▶ Figure collection entries
"""

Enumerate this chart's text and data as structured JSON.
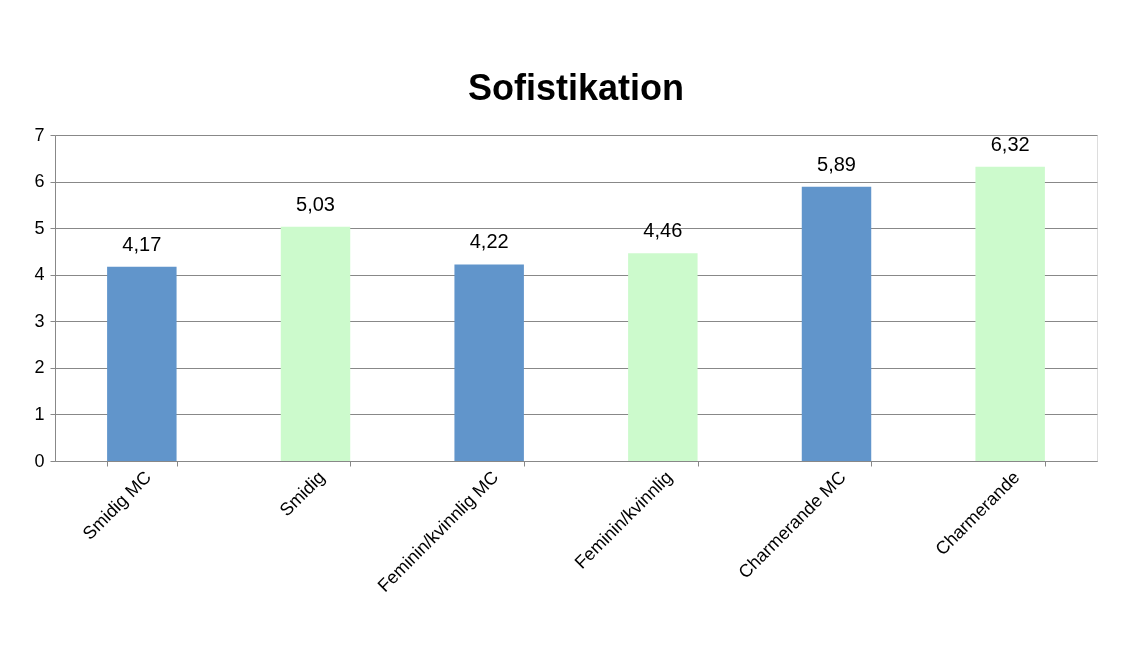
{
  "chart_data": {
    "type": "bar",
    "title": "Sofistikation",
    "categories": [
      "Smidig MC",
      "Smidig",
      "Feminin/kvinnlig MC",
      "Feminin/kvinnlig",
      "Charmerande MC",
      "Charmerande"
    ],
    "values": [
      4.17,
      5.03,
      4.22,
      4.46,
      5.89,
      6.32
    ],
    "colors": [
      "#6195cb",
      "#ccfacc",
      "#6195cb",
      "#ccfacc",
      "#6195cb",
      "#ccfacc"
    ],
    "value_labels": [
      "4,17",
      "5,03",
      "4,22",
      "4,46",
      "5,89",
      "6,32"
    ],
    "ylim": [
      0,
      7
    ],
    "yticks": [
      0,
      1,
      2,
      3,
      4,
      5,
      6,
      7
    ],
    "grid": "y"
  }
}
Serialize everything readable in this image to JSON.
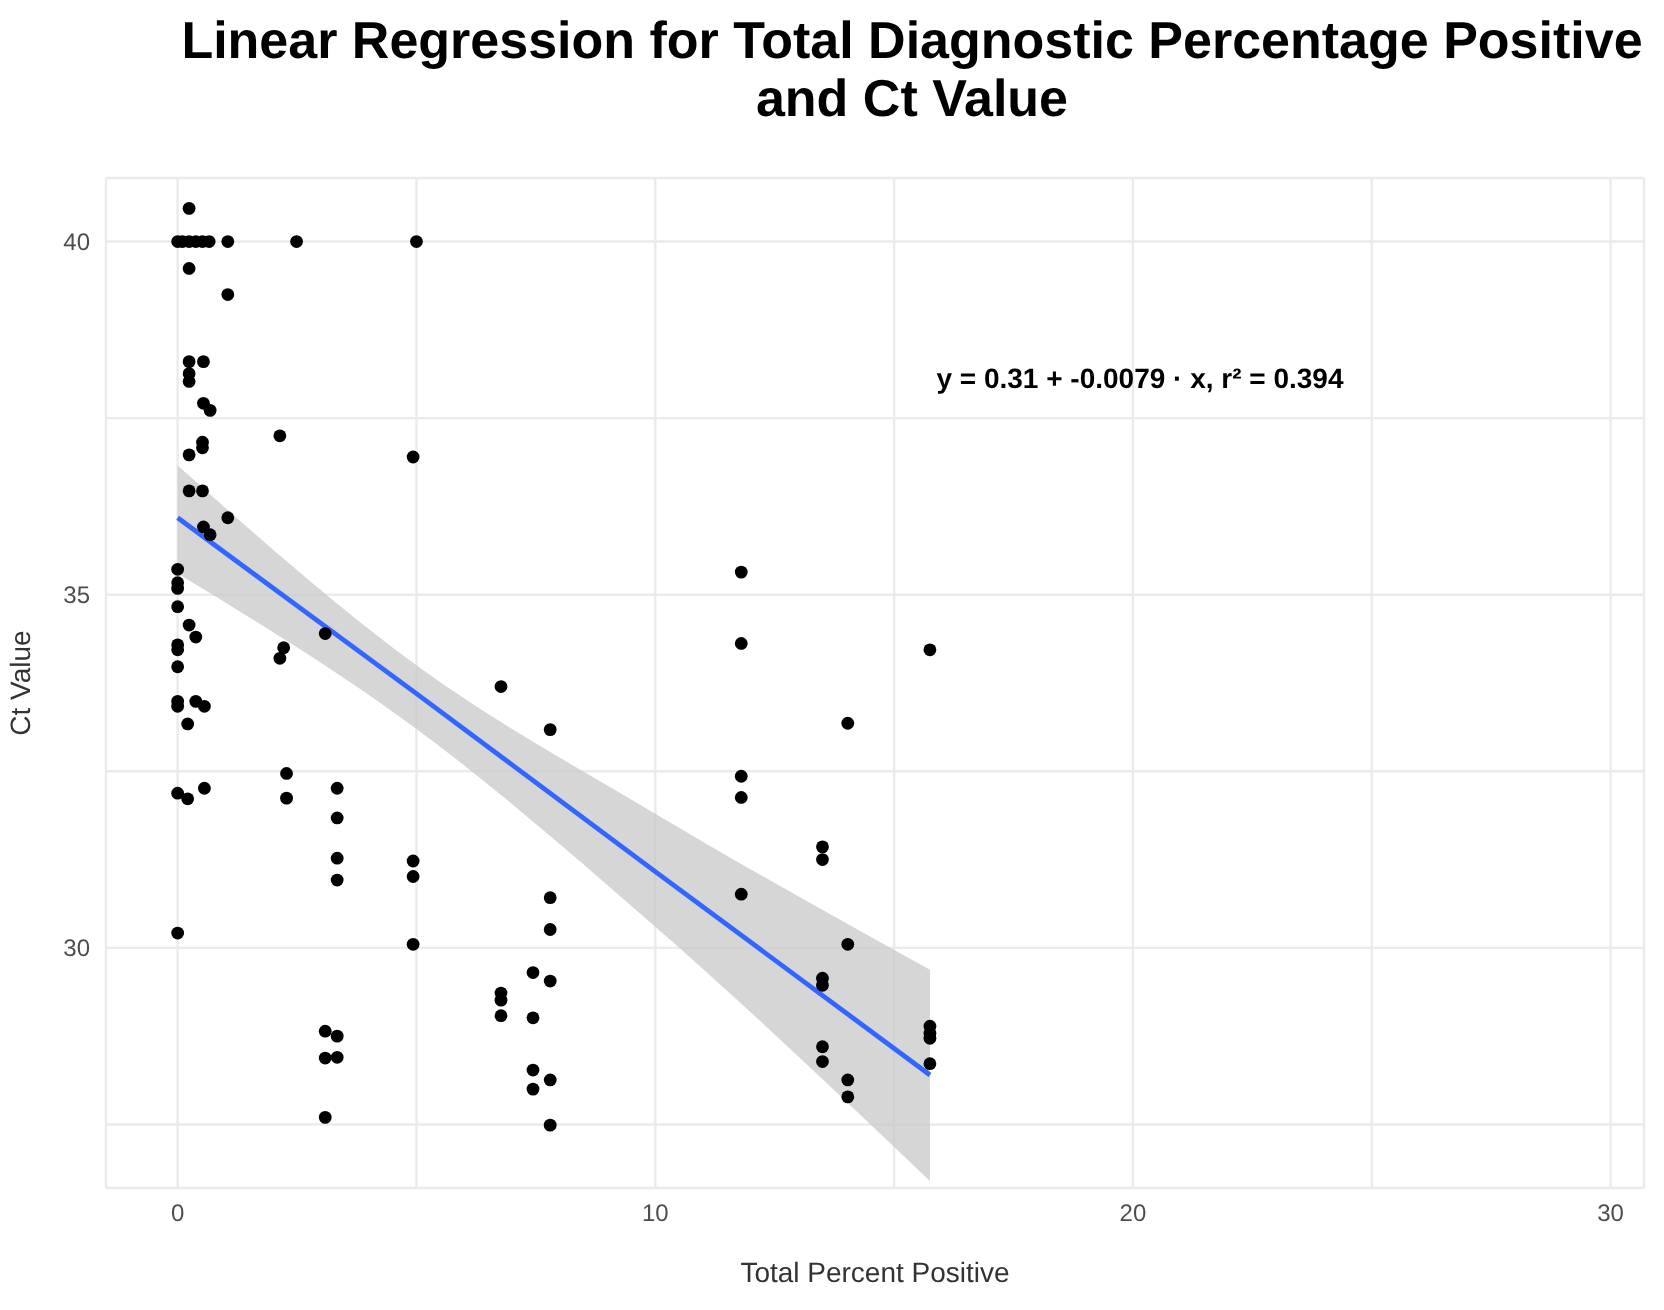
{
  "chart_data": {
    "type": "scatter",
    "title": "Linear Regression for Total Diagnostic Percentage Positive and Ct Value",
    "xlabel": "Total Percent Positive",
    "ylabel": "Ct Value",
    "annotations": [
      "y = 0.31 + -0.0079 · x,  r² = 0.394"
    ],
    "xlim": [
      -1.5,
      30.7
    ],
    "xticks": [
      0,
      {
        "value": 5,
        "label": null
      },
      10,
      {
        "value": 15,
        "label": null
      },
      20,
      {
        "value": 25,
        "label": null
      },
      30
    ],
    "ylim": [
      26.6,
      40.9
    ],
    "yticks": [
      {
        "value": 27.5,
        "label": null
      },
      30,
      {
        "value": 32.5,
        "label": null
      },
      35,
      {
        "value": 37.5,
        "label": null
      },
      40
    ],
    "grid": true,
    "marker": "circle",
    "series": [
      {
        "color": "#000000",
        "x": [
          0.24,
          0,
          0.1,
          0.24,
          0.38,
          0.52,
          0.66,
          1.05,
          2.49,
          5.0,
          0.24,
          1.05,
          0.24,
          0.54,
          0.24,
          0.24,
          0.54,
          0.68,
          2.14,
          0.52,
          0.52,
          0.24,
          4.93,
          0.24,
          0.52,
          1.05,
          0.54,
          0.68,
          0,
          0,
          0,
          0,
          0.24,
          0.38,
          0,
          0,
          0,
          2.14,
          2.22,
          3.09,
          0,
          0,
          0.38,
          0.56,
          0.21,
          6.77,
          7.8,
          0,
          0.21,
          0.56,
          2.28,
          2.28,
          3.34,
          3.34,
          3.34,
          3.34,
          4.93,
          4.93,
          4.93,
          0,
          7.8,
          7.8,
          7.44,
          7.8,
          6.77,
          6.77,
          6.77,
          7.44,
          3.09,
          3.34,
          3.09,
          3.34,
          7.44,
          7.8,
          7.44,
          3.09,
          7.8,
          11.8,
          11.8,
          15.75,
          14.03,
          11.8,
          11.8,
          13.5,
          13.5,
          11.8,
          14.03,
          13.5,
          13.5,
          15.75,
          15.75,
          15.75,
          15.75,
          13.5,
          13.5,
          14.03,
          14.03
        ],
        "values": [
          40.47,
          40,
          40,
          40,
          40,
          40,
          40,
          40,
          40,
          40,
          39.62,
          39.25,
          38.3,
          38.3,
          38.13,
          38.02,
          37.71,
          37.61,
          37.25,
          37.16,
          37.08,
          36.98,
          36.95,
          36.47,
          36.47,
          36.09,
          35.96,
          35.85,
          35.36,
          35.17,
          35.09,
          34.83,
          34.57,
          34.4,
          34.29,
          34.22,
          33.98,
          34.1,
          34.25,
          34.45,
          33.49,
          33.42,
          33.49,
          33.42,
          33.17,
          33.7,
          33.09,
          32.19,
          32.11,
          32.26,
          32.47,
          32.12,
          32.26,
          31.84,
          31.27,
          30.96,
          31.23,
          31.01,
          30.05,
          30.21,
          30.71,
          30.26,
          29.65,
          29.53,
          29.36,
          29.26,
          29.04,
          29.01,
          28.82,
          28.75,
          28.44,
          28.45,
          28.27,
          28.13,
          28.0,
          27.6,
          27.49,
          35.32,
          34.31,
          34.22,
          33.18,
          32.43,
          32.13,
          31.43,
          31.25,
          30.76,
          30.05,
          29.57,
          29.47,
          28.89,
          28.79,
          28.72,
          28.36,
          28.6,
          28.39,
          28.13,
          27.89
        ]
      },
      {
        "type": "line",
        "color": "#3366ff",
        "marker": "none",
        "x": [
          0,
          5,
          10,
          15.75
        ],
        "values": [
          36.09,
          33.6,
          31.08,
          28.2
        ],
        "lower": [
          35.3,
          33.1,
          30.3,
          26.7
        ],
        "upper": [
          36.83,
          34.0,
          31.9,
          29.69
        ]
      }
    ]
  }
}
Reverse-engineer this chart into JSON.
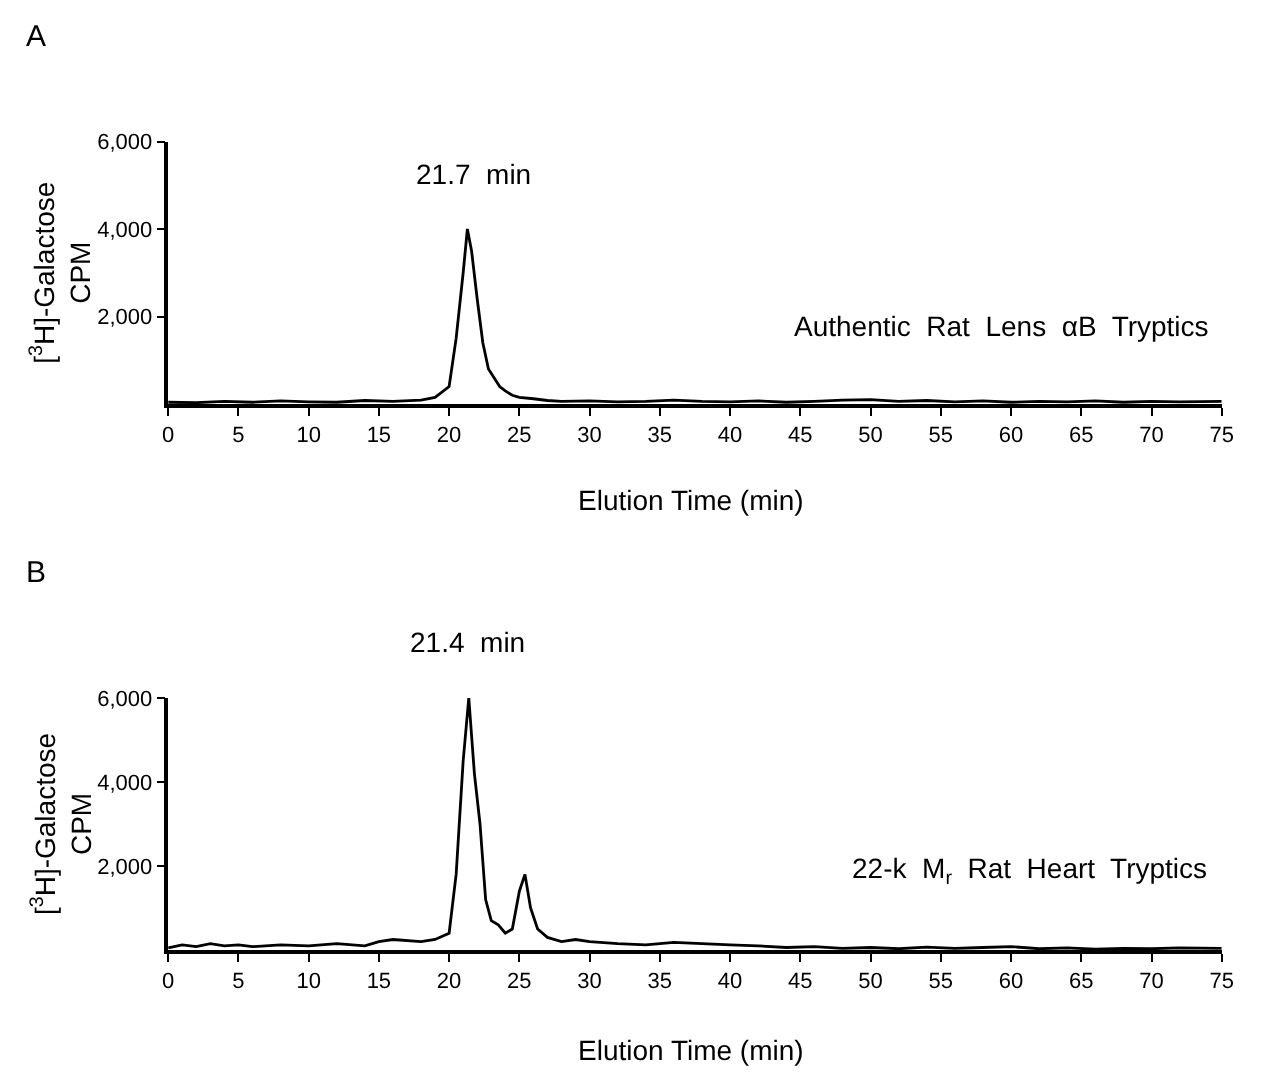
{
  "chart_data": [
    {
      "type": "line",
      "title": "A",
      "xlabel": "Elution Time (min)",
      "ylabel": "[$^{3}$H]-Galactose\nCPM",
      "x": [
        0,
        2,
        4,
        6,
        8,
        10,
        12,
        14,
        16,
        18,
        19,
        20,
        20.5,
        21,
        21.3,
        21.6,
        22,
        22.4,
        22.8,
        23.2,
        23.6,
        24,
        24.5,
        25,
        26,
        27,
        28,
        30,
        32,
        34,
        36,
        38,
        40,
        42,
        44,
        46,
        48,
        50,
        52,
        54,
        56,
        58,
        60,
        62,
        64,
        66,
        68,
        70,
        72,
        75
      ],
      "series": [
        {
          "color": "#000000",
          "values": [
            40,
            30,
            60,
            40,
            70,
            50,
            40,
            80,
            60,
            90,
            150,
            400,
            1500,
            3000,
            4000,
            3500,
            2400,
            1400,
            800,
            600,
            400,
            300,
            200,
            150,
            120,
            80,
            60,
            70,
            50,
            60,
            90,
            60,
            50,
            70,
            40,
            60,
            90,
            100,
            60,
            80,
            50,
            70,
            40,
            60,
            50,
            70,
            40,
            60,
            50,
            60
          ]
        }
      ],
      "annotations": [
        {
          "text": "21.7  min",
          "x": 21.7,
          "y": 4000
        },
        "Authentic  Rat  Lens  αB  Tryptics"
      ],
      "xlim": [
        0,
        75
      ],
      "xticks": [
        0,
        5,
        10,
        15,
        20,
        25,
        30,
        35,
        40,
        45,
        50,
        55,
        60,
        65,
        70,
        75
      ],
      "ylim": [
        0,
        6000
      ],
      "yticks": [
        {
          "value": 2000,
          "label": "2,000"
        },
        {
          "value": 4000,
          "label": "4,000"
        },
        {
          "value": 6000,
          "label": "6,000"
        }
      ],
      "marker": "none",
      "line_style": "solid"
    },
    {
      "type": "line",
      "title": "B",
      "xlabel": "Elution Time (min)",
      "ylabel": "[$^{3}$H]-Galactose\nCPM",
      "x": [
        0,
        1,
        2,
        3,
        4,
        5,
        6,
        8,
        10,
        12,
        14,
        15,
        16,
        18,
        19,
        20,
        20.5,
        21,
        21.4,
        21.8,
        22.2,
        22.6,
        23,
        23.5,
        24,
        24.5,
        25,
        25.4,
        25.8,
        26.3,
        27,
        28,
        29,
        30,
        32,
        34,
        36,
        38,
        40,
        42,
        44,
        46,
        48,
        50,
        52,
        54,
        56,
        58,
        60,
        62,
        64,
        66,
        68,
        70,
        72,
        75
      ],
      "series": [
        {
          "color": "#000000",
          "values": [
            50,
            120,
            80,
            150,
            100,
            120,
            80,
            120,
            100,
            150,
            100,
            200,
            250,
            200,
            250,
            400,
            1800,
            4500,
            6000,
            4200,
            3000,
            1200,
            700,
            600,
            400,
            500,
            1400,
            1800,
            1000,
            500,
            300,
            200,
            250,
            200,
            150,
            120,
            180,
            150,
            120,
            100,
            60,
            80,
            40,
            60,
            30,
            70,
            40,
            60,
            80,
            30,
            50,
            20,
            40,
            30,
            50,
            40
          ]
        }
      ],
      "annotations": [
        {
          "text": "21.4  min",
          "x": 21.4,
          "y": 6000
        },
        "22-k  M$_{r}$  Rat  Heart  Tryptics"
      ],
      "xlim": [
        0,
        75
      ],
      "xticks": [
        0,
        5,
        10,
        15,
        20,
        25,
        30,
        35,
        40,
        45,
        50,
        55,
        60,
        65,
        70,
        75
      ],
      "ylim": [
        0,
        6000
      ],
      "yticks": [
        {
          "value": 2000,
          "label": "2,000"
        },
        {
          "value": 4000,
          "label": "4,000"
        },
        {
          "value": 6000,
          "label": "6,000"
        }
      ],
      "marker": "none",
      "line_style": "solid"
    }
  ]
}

"""

▶ What the task asks
Only the number is required: the count of lines containing the word "Tryptics".

▶ Response to this task
2